Your goal = In the material below, count the lines with the word "photo" and state that number only.

Dataset entries =
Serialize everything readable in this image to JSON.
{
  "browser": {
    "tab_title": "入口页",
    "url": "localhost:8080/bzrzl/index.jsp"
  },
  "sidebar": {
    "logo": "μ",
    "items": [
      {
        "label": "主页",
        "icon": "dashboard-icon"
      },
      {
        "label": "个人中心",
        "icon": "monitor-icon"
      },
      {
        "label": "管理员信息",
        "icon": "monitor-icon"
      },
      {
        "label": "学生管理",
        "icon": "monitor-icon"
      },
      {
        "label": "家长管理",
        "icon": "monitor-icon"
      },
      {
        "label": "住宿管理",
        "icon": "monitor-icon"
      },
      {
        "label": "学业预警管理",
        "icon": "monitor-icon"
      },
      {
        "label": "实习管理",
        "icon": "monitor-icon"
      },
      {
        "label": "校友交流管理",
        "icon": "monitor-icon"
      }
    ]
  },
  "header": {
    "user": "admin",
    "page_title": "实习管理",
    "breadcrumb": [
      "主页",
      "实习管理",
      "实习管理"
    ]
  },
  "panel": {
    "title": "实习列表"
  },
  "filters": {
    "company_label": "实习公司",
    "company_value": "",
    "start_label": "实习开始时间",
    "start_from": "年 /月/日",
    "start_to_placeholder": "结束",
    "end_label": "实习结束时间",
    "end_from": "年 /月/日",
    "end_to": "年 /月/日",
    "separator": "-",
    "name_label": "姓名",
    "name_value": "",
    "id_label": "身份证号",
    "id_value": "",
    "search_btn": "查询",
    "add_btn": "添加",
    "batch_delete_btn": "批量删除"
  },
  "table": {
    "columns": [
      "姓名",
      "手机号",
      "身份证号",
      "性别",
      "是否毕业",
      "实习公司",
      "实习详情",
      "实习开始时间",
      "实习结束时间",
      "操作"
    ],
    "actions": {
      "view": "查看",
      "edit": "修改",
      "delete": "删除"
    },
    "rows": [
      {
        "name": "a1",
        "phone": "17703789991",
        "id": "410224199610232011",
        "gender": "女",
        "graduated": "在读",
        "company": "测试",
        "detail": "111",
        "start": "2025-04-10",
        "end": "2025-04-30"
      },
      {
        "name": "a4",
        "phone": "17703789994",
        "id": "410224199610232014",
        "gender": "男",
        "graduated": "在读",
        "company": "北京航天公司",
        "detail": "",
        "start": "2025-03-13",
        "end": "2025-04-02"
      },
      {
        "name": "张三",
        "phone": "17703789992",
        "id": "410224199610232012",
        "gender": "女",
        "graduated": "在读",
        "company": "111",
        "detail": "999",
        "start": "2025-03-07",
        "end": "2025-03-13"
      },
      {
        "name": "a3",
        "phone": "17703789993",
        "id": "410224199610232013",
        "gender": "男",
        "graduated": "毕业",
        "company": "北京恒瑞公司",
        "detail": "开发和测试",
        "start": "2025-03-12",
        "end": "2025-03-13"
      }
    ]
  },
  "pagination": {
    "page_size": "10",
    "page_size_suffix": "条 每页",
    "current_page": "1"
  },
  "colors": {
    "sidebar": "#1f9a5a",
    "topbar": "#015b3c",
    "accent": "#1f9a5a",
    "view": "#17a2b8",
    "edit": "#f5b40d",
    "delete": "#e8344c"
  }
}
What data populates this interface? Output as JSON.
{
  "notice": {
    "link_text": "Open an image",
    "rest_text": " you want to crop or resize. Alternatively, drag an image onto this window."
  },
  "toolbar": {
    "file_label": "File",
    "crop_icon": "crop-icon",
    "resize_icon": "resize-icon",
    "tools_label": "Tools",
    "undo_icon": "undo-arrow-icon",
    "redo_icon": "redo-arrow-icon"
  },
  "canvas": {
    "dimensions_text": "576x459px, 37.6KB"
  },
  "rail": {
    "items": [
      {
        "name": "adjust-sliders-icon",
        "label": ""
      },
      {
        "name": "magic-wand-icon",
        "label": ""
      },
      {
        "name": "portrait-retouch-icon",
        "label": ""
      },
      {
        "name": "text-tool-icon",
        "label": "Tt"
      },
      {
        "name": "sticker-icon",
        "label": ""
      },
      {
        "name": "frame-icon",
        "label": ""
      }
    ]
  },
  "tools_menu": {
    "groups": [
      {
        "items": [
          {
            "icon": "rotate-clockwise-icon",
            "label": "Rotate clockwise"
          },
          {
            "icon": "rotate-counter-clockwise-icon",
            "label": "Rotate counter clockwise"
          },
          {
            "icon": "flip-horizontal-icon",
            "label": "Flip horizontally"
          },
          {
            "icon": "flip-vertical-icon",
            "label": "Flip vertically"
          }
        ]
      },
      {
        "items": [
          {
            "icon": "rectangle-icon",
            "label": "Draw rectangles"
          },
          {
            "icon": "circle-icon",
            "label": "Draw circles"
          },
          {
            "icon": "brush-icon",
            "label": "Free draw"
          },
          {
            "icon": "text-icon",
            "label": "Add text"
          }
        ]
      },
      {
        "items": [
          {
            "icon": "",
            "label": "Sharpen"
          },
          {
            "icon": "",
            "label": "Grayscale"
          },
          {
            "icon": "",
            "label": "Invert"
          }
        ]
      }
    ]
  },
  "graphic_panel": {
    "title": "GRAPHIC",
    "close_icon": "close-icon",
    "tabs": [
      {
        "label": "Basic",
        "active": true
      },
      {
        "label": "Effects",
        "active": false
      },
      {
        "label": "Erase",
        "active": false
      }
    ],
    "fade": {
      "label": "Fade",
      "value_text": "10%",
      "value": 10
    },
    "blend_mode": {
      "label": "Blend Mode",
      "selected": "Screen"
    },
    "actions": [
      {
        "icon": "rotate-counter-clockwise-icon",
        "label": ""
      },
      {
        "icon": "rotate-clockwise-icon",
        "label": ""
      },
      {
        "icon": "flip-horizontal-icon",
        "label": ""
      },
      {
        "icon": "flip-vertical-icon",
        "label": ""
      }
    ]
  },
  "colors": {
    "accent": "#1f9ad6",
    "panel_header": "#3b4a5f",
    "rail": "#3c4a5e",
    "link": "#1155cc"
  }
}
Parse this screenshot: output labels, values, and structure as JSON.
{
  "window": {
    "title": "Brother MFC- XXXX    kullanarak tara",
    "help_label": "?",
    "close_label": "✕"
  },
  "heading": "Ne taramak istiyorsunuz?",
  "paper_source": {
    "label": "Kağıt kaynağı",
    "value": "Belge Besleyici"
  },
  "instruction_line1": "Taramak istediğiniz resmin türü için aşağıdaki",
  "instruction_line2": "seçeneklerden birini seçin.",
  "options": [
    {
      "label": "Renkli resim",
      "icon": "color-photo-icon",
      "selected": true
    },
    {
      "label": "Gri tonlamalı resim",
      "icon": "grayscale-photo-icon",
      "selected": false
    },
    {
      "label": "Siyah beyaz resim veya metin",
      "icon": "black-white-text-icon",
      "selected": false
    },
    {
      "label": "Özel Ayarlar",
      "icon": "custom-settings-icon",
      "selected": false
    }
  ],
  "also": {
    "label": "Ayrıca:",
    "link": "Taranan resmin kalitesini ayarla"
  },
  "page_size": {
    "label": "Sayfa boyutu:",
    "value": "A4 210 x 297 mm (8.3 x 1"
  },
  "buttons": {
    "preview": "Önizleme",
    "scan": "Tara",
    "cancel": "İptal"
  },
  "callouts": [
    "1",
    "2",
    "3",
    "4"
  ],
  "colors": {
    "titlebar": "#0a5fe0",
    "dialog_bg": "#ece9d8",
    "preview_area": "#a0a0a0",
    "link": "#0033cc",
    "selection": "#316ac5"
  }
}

Output below = 2